**PROVIDED RECORDS:**
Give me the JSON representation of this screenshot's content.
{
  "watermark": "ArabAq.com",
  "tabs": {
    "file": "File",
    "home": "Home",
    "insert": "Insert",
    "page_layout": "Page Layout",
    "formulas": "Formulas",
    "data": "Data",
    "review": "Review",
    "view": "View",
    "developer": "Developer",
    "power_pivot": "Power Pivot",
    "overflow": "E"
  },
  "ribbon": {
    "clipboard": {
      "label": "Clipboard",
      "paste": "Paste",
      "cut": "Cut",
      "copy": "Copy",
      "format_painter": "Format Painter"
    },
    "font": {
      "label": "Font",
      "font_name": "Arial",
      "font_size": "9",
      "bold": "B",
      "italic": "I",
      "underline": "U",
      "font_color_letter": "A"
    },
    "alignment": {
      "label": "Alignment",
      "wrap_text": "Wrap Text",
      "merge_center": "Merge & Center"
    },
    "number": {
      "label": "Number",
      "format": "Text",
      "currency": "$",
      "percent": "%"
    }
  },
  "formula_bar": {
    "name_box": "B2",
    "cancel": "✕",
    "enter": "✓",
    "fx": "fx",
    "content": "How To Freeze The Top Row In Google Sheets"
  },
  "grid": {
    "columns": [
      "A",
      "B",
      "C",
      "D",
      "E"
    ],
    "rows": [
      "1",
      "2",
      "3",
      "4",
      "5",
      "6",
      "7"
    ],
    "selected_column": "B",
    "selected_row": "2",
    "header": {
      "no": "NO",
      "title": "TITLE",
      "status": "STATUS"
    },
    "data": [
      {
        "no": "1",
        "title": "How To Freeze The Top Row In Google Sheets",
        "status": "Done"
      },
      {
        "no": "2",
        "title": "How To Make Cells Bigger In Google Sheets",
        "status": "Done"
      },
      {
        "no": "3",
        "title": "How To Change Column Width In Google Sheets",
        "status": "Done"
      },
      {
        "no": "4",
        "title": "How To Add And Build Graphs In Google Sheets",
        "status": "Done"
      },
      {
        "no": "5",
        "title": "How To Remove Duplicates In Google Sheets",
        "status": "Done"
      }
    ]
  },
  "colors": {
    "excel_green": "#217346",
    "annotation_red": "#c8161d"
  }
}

**REQUIRED WORK:**
Please print the material again in full, exactly as it is.

**FINAL ANSWER:**
Give me the JSON representation of this screenshot's content.
{
  "watermark": "ArabAq.com",
  "tabs": {
    "file": "File",
    "home": "Home",
    "insert": "Insert",
    "page_layout": "Page Layout",
    "formulas": "Formulas",
    "data": "Data",
    "review": "Review",
    "view": "View",
    "developer": "Developer",
    "power_pivot": "Power Pivot",
    "overflow": "E"
  },
  "ribbon": {
    "clipboard": {
      "label": "Clipboard",
      "paste": "Paste",
      "cut": "Cut",
      "copy": "Copy",
      "format_painter": "Format Painter"
    },
    "font": {
      "label": "Font",
      "font_name": "Arial",
      "font_size": "9",
      "bold": "B",
      "italic": "I",
      "underline": "U",
      "font_color_letter": "A"
    },
    "alignment": {
      "label": "Alignment",
      "wrap_text": "Wrap Text",
      "merge_center": "Merge & Center"
    },
    "number": {
      "label": "Number",
      "format": "Text",
      "currency": "$",
      "percent": "%"
    }
  },
  "formula_bar": {
    "name_box": "B2",
    "cancel": "✕",
    "enter": "✓",
    "fx": "fx",
    "content": "How To Freeze The Top Row In Google Sheets"
  },
  "grid": {
    "columns": [
      "A",
      "B",
      "C",
      "D",
      "E"
    ],
    "rows": [
      "1",
      "2",
      "3",
      "4",
      "5",
      "6",
      "7"
    ],
    "selected_column": "B",
    "selected_row": "2",
    "header": {
      "no": "NO",
      "title": "TITLE",
      "status": "STATUS"
    },
    "data": [
      {
        "no": "1",
        "title": "How To Freeze The Top Row In Google Sheets",
        "status": "Done"
      },
      {
        "no": "2",
        "title": "How To Make Cells Bigger In Google Sheets",
        "status": "Done"
      },
      {
        "no": "3",
        "title": "How To Change Column Width In Google Sheets",
        "status": "Done"
      },
      {
        "no": "4",
        "title": "How To Add And Build Graphs In Google Sheets",
        "status": "Done"
      },
      {
        "no": "5",
        "title": "How To Remove Duplicates In Google Sheets",
        "status": "Done"
      }
    ]
  },
  "colors": {
    "excel_green": "#217346",
    "annotation_red": "#c8161d"
  }
}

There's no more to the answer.